» **LA TAREA**: Transcribe sin cambios las líneas de los registros desde el comienzo hasta la línea que contiene "data-point (588, 632, 607, 650)", incluida esta última.
= = = = = = =
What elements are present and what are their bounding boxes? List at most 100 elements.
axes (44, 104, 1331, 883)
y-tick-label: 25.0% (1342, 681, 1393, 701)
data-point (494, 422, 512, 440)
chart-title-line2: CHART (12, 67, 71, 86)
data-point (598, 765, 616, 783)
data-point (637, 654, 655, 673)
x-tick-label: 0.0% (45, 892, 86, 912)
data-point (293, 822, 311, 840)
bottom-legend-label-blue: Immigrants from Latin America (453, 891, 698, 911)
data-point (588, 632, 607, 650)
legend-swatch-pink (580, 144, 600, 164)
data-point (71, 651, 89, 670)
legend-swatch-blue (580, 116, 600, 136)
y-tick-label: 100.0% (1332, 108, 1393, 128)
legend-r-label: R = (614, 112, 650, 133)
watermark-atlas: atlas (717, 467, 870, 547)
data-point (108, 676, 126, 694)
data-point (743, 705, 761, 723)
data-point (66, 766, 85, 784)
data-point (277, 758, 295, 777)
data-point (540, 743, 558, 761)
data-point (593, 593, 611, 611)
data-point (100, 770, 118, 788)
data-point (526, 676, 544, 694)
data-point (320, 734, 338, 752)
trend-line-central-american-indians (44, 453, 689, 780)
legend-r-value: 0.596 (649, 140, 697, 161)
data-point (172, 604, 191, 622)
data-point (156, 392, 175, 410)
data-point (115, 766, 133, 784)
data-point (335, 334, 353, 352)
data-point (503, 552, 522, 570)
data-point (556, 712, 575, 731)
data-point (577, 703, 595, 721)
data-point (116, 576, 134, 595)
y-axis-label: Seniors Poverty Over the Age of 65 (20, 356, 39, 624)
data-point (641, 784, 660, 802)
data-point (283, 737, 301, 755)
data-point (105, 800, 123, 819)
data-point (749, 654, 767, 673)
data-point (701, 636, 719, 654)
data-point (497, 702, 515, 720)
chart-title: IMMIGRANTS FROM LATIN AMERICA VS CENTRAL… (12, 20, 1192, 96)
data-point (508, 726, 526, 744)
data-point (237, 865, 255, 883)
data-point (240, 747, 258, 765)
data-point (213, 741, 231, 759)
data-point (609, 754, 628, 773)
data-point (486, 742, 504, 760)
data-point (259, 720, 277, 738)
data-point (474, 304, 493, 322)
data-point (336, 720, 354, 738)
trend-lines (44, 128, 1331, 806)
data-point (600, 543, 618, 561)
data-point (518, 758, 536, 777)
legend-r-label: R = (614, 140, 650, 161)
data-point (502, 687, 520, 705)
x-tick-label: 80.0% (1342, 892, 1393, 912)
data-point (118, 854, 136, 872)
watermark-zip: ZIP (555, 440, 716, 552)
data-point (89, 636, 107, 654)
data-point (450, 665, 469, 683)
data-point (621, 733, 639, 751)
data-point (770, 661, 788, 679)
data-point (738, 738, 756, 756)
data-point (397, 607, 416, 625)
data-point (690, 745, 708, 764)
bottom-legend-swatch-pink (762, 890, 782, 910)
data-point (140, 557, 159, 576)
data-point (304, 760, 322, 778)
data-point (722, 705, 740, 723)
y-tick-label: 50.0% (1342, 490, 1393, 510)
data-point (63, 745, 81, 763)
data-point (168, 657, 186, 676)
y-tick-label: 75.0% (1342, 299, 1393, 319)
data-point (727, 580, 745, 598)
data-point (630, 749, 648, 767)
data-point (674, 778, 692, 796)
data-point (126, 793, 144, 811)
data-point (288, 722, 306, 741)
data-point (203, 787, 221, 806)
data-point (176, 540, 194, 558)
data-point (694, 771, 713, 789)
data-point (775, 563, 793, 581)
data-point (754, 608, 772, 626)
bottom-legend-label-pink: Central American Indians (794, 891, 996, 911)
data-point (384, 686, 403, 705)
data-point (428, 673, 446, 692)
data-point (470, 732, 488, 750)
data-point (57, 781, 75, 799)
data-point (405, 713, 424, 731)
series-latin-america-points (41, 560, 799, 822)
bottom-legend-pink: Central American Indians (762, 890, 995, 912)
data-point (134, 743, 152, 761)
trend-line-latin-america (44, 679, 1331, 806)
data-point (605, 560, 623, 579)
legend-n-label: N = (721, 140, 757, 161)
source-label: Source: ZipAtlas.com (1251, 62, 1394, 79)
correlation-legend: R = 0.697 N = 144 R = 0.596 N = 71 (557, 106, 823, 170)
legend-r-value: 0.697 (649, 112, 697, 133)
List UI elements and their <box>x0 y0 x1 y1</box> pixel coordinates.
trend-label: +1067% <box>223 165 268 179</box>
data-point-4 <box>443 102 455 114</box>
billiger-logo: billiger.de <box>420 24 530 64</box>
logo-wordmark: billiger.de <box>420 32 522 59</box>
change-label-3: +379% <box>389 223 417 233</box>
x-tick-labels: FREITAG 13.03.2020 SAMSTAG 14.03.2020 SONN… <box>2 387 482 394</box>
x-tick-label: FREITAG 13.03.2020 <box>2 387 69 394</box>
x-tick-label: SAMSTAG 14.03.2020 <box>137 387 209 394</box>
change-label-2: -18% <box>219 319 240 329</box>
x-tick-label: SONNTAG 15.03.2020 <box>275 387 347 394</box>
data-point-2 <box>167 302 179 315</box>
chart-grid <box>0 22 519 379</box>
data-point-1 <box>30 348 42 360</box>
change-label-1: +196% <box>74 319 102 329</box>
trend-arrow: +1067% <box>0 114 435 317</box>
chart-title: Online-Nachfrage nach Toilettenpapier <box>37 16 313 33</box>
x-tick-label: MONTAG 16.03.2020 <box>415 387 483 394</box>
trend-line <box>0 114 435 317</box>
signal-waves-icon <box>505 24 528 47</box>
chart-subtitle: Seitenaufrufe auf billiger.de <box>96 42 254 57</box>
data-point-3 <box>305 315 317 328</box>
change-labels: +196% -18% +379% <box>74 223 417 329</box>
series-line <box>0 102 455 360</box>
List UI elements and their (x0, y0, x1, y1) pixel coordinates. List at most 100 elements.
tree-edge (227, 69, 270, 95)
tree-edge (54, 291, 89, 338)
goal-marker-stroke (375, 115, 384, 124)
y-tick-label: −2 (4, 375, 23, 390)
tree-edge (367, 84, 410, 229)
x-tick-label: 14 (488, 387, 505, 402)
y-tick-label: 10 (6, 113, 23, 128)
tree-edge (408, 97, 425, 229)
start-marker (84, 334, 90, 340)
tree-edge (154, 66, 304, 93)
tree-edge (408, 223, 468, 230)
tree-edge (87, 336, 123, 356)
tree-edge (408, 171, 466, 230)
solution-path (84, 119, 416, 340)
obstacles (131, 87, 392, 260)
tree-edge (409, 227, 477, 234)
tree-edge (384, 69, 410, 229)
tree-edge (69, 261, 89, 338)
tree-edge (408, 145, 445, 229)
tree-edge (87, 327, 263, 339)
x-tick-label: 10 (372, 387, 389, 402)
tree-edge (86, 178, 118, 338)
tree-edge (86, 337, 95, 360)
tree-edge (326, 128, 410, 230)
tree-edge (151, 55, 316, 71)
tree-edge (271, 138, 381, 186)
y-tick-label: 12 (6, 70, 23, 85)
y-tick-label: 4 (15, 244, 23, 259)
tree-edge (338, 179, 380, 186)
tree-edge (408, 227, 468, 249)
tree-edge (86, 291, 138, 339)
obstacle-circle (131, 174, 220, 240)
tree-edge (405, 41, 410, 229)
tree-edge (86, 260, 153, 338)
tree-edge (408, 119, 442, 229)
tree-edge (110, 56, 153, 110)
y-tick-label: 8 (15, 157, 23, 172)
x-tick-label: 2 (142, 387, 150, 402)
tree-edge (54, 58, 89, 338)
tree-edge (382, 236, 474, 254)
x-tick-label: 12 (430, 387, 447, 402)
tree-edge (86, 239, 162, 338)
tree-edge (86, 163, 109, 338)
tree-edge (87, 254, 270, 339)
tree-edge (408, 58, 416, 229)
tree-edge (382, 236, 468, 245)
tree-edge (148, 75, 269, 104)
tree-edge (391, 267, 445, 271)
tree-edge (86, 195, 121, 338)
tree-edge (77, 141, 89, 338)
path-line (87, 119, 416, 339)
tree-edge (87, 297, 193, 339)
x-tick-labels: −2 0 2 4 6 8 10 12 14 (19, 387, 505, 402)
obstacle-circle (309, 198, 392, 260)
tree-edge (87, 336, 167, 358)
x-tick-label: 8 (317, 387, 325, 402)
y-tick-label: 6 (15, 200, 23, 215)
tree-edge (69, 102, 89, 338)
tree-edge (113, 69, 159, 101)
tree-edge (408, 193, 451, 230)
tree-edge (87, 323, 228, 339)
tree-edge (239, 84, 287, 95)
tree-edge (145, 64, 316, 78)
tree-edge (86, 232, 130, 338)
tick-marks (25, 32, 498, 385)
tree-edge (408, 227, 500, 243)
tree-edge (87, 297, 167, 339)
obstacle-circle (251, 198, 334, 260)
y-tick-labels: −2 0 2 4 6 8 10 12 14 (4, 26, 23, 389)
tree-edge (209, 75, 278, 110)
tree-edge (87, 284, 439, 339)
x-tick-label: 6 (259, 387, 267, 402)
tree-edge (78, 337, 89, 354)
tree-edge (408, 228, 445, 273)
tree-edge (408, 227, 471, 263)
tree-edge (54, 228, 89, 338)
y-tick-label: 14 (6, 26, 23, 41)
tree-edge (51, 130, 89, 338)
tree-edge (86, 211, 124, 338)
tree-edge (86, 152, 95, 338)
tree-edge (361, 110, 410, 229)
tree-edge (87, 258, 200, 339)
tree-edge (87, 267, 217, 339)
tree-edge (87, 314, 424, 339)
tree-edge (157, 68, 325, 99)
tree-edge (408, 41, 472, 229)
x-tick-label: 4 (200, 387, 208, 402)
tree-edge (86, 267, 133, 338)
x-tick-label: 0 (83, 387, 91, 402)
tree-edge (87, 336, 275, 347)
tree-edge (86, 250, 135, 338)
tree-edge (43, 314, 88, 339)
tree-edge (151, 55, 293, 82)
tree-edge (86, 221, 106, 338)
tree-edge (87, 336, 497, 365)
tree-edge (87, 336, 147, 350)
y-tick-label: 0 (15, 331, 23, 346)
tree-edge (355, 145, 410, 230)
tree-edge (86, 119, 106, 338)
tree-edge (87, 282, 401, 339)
= = = = = = =
» **SOLUCIÓN DEL PROBLEMA**:
What elements are present and what are their bounding boxes? List at most 100 elements.
axes (44, 104, 1331, 883)
y-tick-label: 25.0% (1342, 681, 1393, 701)
data-point (494, 422, 512, 440)
chart-title-line2: CHART (12, 67, 71, 86)
data-point (598, 765, 616, 783)
data-point (637, 654, 655, 673)
x-tick-label: 0.0% (45, 892, 86, 912)
data-point (293, 822, 311, 840)
bottom-legend-label-blue: Immigrants from Latin America (453, 891, 698, 911)
data-point (588, 632, 607, 650)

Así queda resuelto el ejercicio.